Records supplied ->
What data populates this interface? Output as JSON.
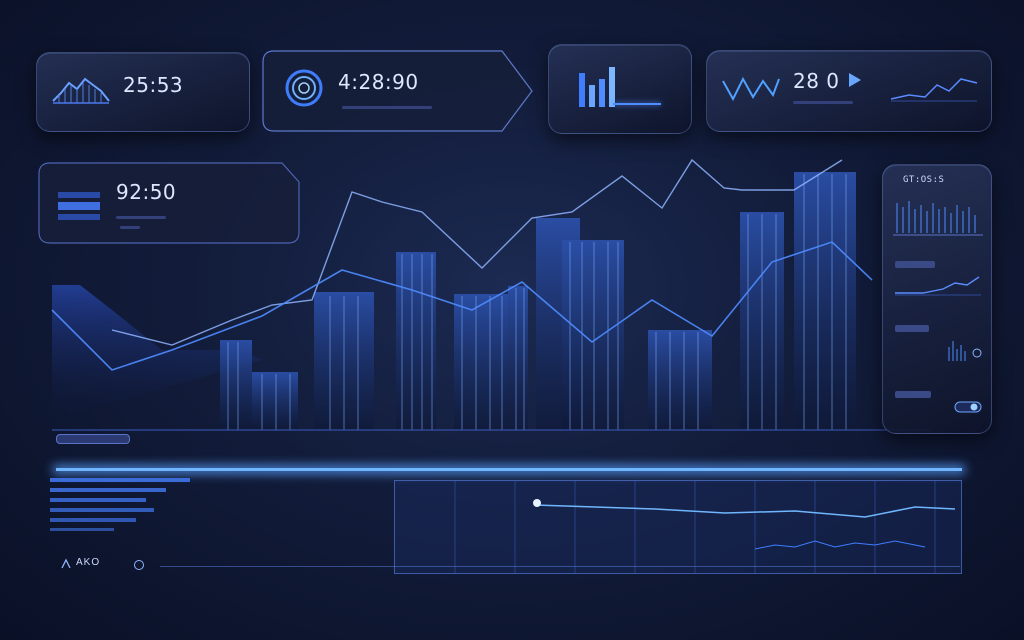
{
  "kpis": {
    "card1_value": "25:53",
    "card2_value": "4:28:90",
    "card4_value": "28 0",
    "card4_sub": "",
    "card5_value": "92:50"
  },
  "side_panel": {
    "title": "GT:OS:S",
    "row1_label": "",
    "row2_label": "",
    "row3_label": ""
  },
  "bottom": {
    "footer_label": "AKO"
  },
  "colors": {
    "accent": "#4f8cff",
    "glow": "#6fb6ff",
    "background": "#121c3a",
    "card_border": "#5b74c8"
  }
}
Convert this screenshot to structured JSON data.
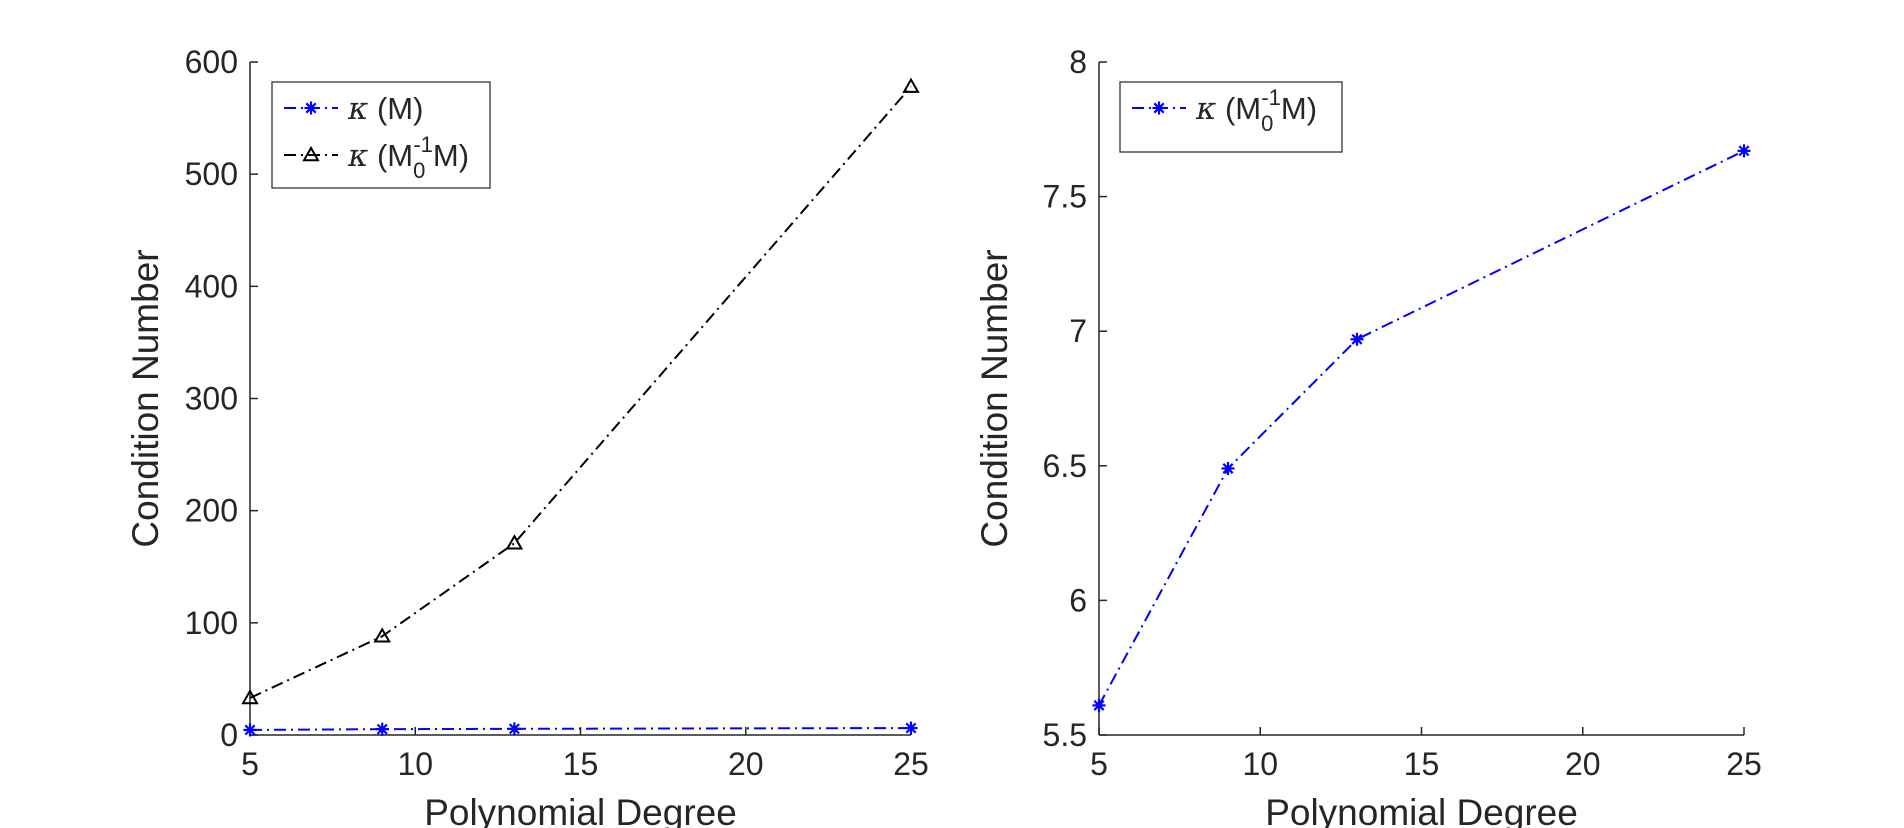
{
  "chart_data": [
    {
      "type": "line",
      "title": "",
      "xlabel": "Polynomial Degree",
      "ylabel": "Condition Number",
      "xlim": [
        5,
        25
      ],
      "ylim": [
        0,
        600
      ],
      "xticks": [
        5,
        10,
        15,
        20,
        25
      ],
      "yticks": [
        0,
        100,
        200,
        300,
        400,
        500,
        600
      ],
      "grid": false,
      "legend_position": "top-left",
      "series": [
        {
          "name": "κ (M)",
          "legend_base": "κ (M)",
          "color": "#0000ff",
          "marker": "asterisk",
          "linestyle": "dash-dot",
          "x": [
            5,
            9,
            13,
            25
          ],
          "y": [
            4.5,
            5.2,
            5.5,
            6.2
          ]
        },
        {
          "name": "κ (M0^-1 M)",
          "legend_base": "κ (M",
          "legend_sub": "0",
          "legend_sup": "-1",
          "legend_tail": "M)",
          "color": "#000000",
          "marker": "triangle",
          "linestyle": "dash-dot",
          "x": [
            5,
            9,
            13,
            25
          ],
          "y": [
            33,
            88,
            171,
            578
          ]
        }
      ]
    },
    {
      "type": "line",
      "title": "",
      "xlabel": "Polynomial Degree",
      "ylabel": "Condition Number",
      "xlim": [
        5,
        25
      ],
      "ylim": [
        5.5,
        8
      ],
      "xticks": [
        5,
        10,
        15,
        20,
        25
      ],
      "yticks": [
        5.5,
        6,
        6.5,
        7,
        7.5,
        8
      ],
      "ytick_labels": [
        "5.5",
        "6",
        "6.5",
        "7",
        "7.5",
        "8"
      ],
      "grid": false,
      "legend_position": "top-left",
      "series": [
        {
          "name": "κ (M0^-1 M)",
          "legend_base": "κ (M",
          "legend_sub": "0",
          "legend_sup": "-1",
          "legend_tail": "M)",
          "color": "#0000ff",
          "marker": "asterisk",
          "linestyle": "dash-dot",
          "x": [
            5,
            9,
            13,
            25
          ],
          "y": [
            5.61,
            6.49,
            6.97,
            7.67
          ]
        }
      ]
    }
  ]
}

Goal -> Return each line exactly as written. Any picture gets left out.

The response ->
What data populates this interface? Output as JSON.
{
  "kpis": {
    "card1_value": "25:53",
    "card2_value": "4:28:90",
    "card4_value": "28 0",
    "card4_sub": "",
    "card5_value": "92:50"
  },
  "side_panel": {
    "title": "GT:OS:S",
    "row1_label": "",
    "row2_label": "",
    "row3_label": ""
  },
  "bottom": {
    "footer_label": "AKO"
  },
  "colors": {
    "accent": "#4f8cff",
    "glow": "#6fb6ff",
    "background": "#121c3a",
    "card_border": "#5b74c8"
  }
}
Convert this screenshot to structured JSON data.
{
  "chart_data": [
    {
      "type": "line",
      "title": "",
      "xlabel": "Polynomial Degree",
      "ylabel": "Condition Number",
      "xlim": [
        5,
        25
      ],
      "ylim": [
        0,
        600
      ],
      "xticks": [
        5,
        10,
        15,
        20,
        25
      ],
      "yticks": [
        0,
        100,
        200,
        300,
        400,
        500,
        600
      ],
      "grid": false,
      "legend_position": "top-left",
      "series": [
        {
          "name": "κ (M)",
          "legend_base": "κ (M)",
          "color": "#0000ff",
          "marker": "asterisk",
          "linestyle": "dash-dot",
          "x": [
            5,
            9,
            13,
            25
          ],
          "y": [
            4.5,
            5.2,
            5.5,
            6.2
          ]
        },
        {
          "name": "κ (M0^-1 M)",
          "legend_base": "κ (M",
          "legend_sub": "0",
          "legend_sup": "-1",
          "legend_tail": "M)",
          "color": "#000000",
          "marker": "triangle",
          "linestyle": "dash-dot",
          "x": [
            5,
            9,
            13,
            25
          ],
          "y": [
            33,
            88,
            171,
            578
          ]
        }
      ]
    },
    {
      "type": "line",
      "title": "",
      "xlabel": "Polynomial Degree",
      "ylabel": "Condition Number",
      "xlim": [
        5,
        25
      ],
      "ylim": [
        5.5,
        8
      ],
      "xticks": [
        5,
        10,
        15,
        20,
        25
      ],
      "yticks": [
        5.5,
        6,
        6.5,
        7,
        7.5,
        8
      ],
      "ytick_labels": [
        "5.5",
        "6",
        "6.5",
        "7",
        "7.5",
        "8"
      ],
      "grid": false,
      "legend_position": "top-left",
      "series": [
        {
          "name": "κ (M0^-1 M)",
          "legend_base": "κ (M",
          "legend_sub": "0",
          "legend_sup": "-1",
          "legend_tail": "M)",
          "color": "#0000ff",
          "marker": "asterisk",
          "linestyle": "dash-dot",
          "x": [
            5,
            9,
            13,
            25
          ],
          "y": [
            5.61,
            6.49,
            6.97,
            7.67
          ]
        }
      ]
    }
  ]
}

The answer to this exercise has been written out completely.